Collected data
>> Start

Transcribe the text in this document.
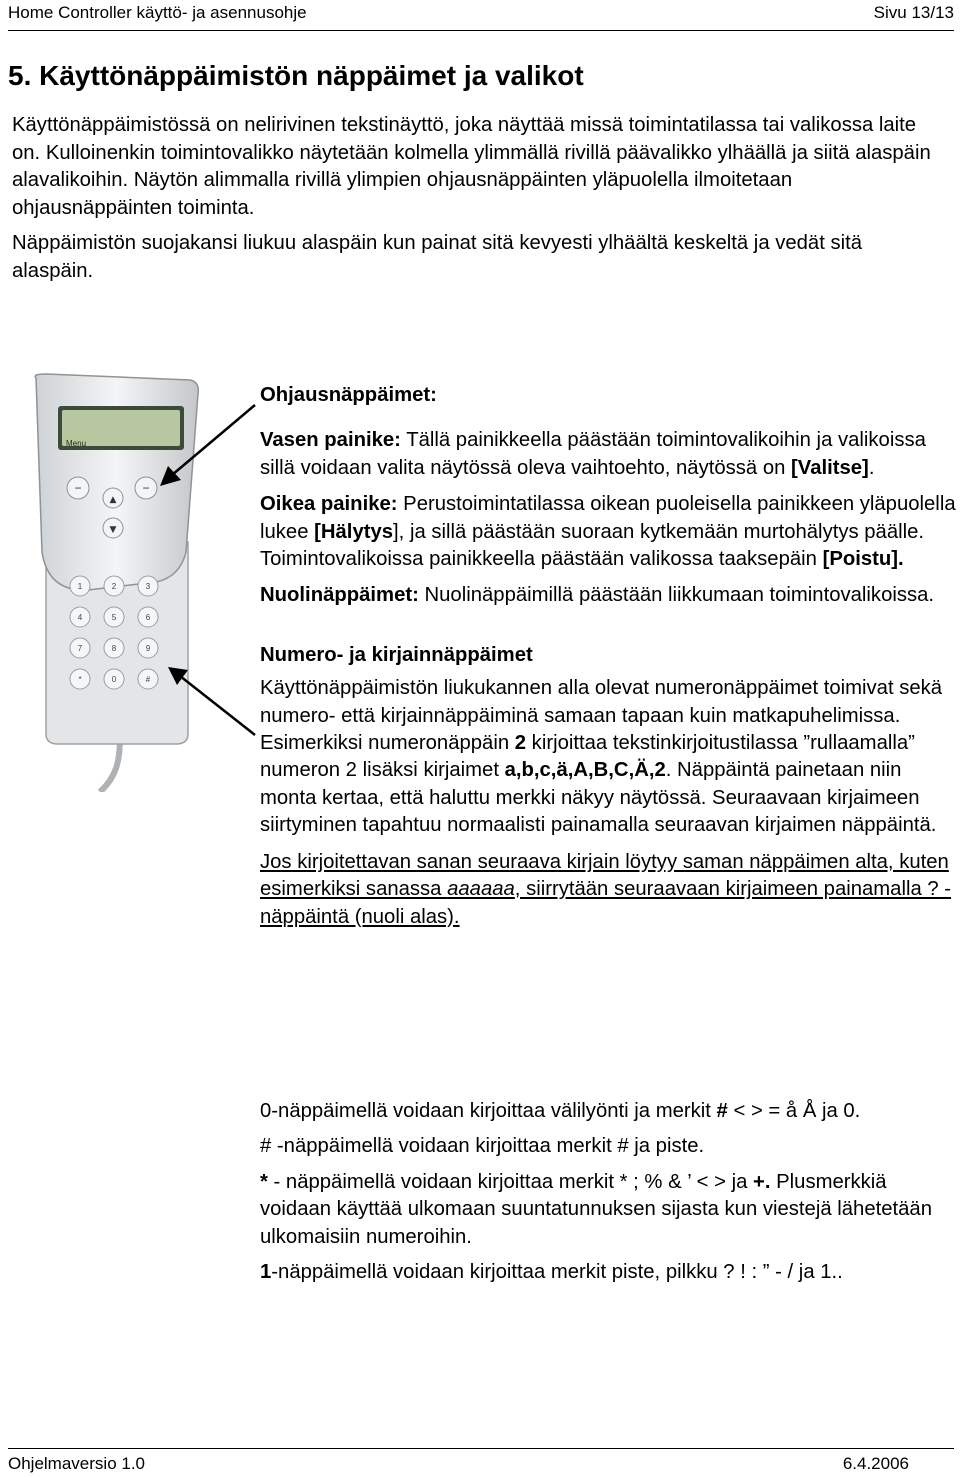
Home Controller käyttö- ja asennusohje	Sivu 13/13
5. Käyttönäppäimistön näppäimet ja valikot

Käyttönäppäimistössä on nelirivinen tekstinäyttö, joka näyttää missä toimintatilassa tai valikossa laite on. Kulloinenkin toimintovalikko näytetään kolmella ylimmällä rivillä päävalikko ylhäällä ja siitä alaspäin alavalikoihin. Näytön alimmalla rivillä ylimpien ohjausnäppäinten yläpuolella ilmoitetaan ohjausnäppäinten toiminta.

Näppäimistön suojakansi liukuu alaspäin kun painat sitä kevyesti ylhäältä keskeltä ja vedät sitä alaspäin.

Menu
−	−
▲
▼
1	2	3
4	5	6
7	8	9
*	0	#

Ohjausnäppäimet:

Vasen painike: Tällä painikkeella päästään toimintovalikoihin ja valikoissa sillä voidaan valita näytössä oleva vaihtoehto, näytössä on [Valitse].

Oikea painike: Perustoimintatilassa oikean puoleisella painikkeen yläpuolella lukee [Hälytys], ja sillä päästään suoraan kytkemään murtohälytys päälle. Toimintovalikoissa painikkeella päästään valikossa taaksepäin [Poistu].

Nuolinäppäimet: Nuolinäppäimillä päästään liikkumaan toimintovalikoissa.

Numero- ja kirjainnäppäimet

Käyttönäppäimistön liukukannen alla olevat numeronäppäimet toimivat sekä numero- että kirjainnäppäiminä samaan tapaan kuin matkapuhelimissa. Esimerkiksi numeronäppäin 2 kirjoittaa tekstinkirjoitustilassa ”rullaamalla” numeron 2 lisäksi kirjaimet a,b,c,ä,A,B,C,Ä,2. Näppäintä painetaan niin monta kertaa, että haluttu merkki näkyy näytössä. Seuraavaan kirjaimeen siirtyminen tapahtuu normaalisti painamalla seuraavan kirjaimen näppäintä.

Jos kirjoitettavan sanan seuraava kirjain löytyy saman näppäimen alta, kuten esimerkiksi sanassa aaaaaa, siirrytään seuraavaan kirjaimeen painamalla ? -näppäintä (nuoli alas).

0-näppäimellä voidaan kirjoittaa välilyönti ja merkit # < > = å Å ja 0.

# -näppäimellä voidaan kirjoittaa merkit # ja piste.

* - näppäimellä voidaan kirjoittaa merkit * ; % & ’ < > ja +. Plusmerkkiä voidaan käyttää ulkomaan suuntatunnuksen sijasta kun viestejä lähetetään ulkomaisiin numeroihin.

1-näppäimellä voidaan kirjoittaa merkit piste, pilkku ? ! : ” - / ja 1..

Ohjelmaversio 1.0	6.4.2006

>> End
>> Start

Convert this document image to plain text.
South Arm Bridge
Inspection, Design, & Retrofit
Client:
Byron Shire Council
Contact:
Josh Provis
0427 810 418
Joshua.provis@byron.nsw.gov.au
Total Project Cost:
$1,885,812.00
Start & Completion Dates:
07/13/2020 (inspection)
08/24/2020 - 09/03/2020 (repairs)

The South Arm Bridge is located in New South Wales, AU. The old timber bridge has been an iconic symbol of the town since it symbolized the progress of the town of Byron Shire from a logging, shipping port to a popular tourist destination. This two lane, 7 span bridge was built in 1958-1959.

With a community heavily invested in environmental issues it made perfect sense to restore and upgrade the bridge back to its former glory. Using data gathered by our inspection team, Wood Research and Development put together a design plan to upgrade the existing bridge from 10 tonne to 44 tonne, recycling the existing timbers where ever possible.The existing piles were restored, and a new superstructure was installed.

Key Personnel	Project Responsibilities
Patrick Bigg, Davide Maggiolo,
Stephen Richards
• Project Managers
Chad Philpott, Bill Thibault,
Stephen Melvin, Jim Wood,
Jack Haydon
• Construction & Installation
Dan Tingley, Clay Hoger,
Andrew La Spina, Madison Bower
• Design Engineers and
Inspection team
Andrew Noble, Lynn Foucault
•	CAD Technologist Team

>> End

**GOAL**
Gather all lines of the records that include the word "text".

**SOLUTION BELOW**
Transcribe the text in this document.
Convert this document image to plain text.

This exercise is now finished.